>> Begin Dataset content

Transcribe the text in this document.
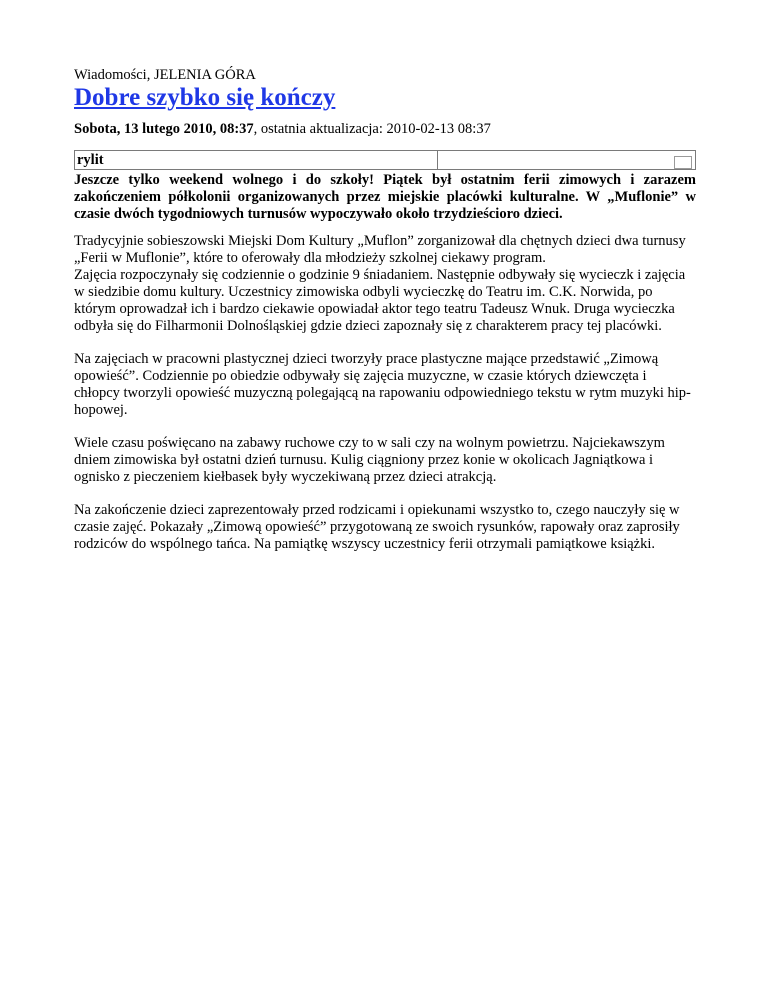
Wiadomości, JELENIA GÓRA

Dobre szybko się kończy

Sobota, 13 lutego 2010, 08:37, ostatnia aktualizacja: 2010-02-13 08:37

rylit	

Jeszcze tylko weekend wolnego i do szkoły! Piątek był ostatnim ferii zimowych i zarazem zakończeniem półkolonii organizowanych przez miejskie placówki kulturalne. W „Muflonie” w czasie dwóch tygodniowych turnusów wypoczywało około trzydzieścioro dzieci.

Tradycyjnie sobieszowski Miejski Dom Kultury „Muflon” zorganizował dla chętnych dzieci dwa turnusy „Ferii w Muflonie”, które to oferowały dla młodzieży szkolnej ciekawy program.
Zajęcia rozpoczynały się codziennie o godzinie 9 śniadaniem. Następnie odbywały się wycieczk i zajęcia w siedzibie domu kultury. Uczestnicy zimowiska odbyli wycieczkę do Teatru im. C.K. Norwida, po którym oprowadzał ich i bardzo ciekawie opowiadał aktor tego teatru Tadeusz Wnuk. Druga wycieczka odbyła się do Filharmonii Dolnośląskiej gdzie dzieci zapoznały się z charakterem pracy tej placówki.
Na zajęciach w pracowni plastycznej dzieci tworzyły prace plastyczne mające przedstawić „Zimową opowieść”. Codziennie po obiedzie odbywały się zajęcia muzyczne, w czasie których dziewczęta i chłopcy tworzyli opowieść muzyczną polegającą na rapowaniu odpowiedniego tekstu w rytm muzyki hip-hopowej.
Wiele czasu poświęcano na zabawy ruchowe czy to w sali czy na wolnym powietrzu. Najciekawszym dniem zimowiska był ostatni dzień turnusu. Kulig ciągniony przez konie w okolicach Jagniątkowa i ognisko z pieczeniem kiełbasek były wyczekiwaną przez dzieci atrakcją.
Na zakończenie dzieci zaprezentowały przed rodzicami i opiekunami wszystko to, czego nauczyły się w czasie zajęć. Pokazały „Zimową opowieść” przygotowaną ze swoich rysunków, rapowały oraz zaprosiły rodziców do wspólnego tańca. Na pamiątkę wszyscy uczestnicy ferii otrzymali pamiątkowe książki.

>> End Dataset content

Given exercise
The records above are to be quoted exactly, with all pictures left out.

Answer to the task
Transcribe the text in this document.
Wiadomości, JELENIA GÓRA

Dobre szybko się kończy

Sobota, 13 lutego 2010, 08:37, ostatnia aktualizacja: 2010-02-13 08:37

rylit	

Jeszcze tylko weekend wolnego i do szkoły! Piątek był ostatnim ferii zimowych i zarazem zakończeniem półkolonii organizowanych przez miejskie placówki kulturalne. W „Muflonie” w czasie dwóch tygodniowych turnusów wypoczywało około trzydzieścioro dzieci.

Tradycyjnie sobieszowski Miejski Dom Kultury „Muflon” zorganizował dla chętnych dzieci dwa turnusy „Ferii w Muflonie”, które to oferowały dla młodzieży szkolnej ciekawy program.
Zajęcia rozpoczynały się codziennie o godzinie 9 śniadaniem. Następnie odbywały się wycieczk i zajęcia w siedzibie domu kultury. Uczestnicy zimowiska odbyli wycieczkę do Teatru im. C.K. Norwida, po którym oprowadzał ich i bardzo ciekawie opowiadał aktor tego teatru Tadeusz Wnuk. Druga wycieczka odbyła się do Filharmonii Dolnośląskiej gdzie dzieci zapoznały się z charakterem pracy tej placówki.
Na zajęciach w pracowni plastycznej dzieci tworzyły prace plastyczne mające przedstawić „Zimową opowieść”. Codziennie po obiedzie odbywały się zajęcia muzyczne, w czasie których dziewczęta i chłopcy tworzyli opowieść muzyczną polegającą na rapowaniu odpowiedniego tekstu w rytm muzyki hip-hopowej.
Wiele czasu poświęcano na zabawy ruchowe czy to w sali czy na wolnym powietrzu. Najciekawszym dniem zimowiska był ostatni dzień turnusu. Kulig ciągniony przez konie w okolicach Jagniątkowa i ognisko z pieczeniem kiełbasek były wyczekiwaną przez dzieci atrakcją.
Na zakończenie dzieci zaprezentowały przed rodzicami i opiekunami wszystko to, czego nauczyły się w czasie zajęć. Pokazały „Zimową opowieść” przygotowaną ze swoich rysunków, rapowały oraz zaprosiły rodziców do wspólnego tańca. Na pamiątkę wszyscy uczestnicy ferii otrzymali pamiątkowe książki.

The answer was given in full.